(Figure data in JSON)

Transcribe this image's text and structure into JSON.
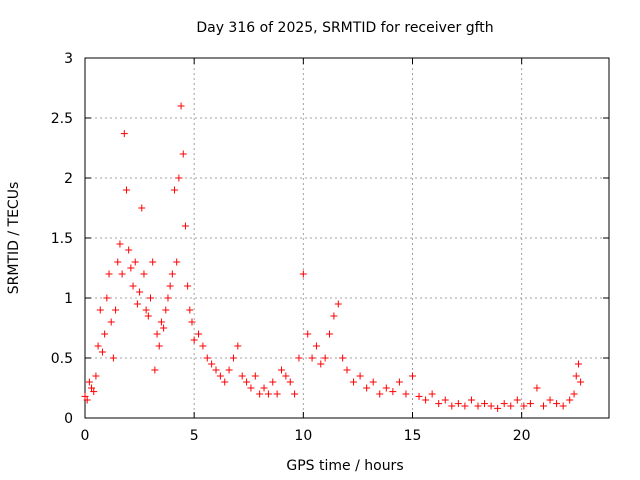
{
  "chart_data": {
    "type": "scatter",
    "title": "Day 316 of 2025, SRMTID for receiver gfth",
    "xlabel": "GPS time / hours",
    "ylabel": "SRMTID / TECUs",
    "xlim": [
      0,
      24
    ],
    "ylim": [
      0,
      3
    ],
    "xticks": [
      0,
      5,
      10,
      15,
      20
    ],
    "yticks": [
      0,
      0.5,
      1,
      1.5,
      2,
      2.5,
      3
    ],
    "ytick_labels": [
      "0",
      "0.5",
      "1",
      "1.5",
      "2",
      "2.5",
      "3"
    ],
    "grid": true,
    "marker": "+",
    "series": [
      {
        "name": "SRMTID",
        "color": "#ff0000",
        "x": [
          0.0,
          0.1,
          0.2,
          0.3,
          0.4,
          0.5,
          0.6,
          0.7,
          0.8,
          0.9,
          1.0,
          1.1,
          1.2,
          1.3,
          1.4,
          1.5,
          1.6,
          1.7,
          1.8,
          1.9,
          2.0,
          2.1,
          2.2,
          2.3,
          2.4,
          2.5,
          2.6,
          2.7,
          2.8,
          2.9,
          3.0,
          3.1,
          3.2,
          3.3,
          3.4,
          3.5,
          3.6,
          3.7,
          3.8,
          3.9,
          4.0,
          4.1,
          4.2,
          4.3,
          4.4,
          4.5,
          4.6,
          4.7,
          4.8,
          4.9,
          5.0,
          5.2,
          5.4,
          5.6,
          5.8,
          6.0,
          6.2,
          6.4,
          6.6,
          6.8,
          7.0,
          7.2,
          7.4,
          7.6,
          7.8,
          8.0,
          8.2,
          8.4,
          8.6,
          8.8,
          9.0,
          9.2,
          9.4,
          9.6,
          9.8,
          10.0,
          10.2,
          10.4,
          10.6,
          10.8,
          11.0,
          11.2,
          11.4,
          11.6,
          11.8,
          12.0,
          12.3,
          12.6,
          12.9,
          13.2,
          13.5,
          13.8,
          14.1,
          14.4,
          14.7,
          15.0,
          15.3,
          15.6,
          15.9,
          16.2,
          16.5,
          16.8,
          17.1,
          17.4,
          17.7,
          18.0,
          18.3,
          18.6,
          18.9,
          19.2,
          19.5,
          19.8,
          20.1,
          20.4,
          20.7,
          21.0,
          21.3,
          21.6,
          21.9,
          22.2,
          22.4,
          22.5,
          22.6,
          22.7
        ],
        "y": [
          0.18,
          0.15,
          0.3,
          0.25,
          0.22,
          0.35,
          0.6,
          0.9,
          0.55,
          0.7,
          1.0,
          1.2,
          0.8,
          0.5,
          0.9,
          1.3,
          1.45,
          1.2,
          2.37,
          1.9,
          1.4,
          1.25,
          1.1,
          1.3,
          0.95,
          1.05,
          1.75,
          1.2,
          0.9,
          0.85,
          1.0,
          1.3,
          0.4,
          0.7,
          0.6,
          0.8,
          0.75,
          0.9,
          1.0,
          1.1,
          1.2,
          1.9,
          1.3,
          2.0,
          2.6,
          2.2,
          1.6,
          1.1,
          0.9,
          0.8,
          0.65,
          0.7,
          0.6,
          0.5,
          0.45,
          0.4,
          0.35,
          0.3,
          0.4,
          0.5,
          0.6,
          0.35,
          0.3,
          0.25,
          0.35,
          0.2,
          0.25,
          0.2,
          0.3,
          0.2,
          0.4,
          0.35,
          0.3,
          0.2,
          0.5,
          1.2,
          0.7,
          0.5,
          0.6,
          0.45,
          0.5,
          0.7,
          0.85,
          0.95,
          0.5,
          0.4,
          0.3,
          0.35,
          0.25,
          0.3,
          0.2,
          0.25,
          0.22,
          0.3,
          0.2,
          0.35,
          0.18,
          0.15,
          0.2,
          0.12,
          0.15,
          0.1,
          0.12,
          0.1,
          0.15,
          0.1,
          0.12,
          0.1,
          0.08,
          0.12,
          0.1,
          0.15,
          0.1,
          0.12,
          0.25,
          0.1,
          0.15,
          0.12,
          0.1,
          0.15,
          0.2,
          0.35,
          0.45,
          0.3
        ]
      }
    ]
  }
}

* * *

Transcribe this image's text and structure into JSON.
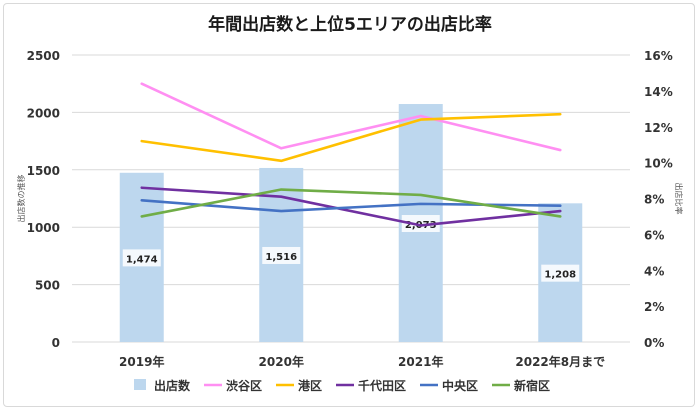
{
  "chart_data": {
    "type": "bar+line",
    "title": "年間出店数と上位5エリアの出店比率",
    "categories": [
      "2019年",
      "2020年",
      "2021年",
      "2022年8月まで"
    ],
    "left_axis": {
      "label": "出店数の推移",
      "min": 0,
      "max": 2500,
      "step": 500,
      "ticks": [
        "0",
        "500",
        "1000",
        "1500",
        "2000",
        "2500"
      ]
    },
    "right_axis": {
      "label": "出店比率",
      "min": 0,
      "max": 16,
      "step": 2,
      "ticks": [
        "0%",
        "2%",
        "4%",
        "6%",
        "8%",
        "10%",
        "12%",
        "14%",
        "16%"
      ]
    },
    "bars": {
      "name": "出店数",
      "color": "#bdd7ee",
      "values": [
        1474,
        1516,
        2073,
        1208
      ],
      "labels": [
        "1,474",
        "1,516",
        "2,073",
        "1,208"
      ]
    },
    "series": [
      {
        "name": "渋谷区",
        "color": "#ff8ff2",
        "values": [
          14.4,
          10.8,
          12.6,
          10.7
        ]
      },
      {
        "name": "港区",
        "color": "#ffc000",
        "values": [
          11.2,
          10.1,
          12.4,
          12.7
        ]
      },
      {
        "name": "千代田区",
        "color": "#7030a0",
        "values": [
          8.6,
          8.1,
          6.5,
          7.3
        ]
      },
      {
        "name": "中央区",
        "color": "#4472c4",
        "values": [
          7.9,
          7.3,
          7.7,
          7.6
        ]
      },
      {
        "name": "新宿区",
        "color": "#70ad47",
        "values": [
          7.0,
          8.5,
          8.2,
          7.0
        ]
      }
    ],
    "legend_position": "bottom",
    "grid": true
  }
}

What to do: Read the entries and pick out all lines that include the word "title".

Exercise output:
    "title": "Day 316 of 2025, SRMTID for receiver gfth",
    "title": "年間出店数と上位5エリアの出店比率",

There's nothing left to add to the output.